* What is required
Filter these entries so that only lines with the word "的最小值" remain.
##############################
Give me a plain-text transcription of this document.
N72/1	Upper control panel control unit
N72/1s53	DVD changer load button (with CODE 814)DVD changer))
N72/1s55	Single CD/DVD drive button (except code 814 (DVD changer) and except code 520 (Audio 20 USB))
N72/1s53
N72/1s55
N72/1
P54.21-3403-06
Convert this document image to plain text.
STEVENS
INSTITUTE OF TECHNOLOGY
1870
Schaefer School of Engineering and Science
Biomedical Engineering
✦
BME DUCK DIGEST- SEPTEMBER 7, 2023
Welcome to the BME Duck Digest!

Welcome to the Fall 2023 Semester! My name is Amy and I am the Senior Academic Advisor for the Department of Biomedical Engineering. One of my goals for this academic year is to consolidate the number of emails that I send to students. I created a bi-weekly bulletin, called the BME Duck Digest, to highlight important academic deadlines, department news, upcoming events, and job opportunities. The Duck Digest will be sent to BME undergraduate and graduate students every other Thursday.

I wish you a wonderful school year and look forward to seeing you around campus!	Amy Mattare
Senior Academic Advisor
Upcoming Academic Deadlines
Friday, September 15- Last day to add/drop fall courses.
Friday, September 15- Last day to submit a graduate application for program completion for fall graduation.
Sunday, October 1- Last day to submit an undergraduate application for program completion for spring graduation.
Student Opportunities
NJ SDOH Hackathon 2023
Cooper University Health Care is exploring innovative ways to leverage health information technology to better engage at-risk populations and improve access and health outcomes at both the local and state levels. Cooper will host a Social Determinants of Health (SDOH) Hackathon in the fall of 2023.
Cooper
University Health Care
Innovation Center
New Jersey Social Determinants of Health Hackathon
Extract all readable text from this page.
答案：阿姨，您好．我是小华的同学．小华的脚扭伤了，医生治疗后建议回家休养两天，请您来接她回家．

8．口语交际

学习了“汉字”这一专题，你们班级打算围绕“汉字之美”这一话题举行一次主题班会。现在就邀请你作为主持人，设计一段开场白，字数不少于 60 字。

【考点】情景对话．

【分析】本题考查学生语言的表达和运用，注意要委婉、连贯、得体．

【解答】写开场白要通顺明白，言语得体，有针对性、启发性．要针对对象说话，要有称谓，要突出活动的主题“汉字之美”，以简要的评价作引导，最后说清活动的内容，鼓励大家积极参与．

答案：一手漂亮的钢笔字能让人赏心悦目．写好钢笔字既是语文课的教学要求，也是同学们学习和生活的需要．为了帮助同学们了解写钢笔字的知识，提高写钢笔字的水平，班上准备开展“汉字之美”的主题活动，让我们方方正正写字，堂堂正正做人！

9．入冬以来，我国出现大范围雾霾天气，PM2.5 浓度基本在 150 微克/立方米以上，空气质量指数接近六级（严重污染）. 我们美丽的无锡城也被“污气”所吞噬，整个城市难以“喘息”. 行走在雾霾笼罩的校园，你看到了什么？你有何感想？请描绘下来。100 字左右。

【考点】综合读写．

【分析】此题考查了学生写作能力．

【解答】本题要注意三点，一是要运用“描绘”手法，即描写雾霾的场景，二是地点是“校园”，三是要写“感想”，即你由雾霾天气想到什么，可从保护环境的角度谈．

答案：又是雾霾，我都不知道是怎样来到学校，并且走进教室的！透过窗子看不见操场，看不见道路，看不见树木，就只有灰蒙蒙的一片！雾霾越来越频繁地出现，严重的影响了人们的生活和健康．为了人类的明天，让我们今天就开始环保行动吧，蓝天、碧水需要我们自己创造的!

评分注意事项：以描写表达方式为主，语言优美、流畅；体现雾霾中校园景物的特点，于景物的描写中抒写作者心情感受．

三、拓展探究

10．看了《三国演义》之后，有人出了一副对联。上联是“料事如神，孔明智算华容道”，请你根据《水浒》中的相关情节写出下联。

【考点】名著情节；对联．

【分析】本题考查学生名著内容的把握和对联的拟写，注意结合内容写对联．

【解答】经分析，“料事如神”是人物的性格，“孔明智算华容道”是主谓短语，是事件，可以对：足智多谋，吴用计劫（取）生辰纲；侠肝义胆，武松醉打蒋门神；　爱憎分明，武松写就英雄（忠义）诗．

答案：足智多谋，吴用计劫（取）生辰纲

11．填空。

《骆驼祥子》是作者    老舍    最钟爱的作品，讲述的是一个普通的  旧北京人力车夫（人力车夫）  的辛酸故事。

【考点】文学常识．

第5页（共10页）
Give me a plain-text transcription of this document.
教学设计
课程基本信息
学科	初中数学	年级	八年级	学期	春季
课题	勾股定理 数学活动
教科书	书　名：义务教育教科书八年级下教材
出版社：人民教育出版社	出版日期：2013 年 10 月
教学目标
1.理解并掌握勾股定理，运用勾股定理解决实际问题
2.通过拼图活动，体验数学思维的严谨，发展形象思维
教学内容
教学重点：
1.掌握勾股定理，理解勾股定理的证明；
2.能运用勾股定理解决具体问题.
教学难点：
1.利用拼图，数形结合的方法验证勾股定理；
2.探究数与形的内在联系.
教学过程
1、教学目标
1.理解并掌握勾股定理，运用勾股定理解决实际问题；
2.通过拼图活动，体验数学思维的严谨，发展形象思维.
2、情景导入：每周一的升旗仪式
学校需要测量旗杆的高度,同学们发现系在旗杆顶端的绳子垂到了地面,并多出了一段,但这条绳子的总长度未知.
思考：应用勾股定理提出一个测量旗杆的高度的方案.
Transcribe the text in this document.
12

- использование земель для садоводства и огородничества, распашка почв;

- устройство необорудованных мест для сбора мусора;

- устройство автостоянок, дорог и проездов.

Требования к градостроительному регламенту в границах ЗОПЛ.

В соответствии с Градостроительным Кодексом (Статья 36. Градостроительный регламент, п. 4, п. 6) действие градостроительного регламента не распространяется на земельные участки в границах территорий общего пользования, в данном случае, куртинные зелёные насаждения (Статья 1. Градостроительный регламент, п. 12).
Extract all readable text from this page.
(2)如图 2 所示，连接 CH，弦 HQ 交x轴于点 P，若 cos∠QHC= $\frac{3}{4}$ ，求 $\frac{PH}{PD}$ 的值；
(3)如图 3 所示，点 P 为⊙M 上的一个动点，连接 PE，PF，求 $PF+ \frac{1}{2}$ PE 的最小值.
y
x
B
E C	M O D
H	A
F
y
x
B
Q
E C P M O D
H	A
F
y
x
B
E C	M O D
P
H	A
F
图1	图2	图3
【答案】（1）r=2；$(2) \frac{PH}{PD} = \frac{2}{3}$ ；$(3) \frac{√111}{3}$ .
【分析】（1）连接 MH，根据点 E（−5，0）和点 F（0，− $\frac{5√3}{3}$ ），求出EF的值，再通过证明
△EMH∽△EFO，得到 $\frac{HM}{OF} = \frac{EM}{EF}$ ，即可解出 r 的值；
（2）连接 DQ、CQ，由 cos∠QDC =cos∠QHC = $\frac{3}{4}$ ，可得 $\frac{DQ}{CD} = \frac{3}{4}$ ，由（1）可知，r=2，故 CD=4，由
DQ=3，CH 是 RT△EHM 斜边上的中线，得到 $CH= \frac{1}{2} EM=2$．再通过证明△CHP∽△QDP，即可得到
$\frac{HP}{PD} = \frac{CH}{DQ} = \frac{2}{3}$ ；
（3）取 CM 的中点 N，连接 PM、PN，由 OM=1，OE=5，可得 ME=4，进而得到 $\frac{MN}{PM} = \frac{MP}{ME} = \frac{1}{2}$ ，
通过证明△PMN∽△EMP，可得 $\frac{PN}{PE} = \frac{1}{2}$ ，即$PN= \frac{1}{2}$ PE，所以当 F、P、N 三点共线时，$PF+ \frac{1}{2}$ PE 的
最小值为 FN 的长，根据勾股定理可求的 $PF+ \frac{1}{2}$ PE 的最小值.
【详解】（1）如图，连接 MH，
##############################
* Exercise solution
(3)如图 3 所示，点 P 为⊙M 上的一个动点，连接 PE，PF，求 $PF+ \frac{1}{2}$ PE 的最小值.
最小值为 FN 的长，根据勾股定理可求的 $PF+ \frac{1}{2}$ PE 的最小值.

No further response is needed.